→ **The task**
Find how many lines in the material hold the word "Amount", then state that number and nothing more.

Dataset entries
☆ ☆ ☆
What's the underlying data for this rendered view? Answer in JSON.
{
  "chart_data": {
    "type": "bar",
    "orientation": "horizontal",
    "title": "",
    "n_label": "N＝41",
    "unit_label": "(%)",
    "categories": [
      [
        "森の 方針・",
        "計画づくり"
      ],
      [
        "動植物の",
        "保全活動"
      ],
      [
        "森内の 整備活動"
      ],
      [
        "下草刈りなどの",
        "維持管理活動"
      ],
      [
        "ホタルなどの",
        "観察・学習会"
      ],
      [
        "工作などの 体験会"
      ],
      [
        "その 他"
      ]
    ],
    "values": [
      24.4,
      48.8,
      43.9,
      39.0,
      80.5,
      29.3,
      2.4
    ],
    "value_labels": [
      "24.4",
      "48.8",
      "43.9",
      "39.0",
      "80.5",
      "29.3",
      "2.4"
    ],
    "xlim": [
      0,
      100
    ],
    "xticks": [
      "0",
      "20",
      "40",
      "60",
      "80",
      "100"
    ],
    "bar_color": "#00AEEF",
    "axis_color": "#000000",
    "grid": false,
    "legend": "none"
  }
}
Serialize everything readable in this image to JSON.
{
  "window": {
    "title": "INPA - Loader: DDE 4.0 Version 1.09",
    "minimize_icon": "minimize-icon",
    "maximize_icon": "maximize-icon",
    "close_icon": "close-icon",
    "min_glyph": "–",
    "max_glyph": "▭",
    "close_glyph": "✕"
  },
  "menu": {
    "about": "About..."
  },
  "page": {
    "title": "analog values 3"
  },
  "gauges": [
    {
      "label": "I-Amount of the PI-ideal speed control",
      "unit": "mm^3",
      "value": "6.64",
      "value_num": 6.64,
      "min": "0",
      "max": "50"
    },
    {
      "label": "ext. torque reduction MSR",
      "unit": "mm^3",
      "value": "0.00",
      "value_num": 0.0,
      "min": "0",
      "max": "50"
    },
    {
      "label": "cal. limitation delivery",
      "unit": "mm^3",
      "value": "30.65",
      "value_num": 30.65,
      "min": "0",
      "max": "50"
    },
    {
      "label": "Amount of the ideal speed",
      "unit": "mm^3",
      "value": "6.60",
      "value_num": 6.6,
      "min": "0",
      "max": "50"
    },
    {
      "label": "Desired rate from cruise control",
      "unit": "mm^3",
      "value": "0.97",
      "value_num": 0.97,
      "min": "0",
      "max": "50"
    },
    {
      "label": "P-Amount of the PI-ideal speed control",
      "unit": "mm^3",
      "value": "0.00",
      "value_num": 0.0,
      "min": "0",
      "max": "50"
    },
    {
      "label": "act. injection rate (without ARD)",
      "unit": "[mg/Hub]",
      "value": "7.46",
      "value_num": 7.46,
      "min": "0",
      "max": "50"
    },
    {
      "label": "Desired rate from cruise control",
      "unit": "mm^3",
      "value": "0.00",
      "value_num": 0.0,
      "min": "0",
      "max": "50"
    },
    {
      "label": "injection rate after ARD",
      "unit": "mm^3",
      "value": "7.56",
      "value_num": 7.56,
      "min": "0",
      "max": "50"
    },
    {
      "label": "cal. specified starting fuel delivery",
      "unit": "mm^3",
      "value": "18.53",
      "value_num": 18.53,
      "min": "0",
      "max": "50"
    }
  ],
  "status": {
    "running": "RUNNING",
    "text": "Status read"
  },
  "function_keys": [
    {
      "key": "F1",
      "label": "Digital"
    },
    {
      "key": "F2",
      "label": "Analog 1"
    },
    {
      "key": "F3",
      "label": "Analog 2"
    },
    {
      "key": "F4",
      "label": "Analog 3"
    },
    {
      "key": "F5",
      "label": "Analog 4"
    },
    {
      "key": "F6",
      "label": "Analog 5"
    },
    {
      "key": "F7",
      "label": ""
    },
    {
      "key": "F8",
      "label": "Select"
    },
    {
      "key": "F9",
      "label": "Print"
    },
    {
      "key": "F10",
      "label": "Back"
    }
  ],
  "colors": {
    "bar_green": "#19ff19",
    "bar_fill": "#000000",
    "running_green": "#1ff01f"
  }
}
☆ ☆ ☆
→ **Exercise result**
3